### Objective
Write out the whole of the material exactly.

* Start Information given *

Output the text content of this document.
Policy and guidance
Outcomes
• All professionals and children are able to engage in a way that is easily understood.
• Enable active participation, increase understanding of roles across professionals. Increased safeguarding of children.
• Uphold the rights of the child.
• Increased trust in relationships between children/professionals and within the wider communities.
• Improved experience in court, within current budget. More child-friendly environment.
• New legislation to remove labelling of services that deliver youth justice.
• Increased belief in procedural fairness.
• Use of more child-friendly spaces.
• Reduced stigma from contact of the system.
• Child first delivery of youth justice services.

* End Information given *

### The solution
Output the text content of this document.
Policy and guidance
Outcomes
• All professionals and children are able to engage in a way that is easily understood.
• Enable active participation, increase understanding of roles across professionals. Increased safeguarding of children.
• Uphold the rights of the child.
• Increased trust in relationships between children/professionals and within the wider communities.
• Improved experience in court, within current budget. More child-friendly environment.
• New legislation to remove labelling of services that deliver youth justice.
• Increased belief in procedural fairness.
• Use of more child-friendly spaces.
• Reduced stigma from contact of the system.
• Child first delivery of youth justice services.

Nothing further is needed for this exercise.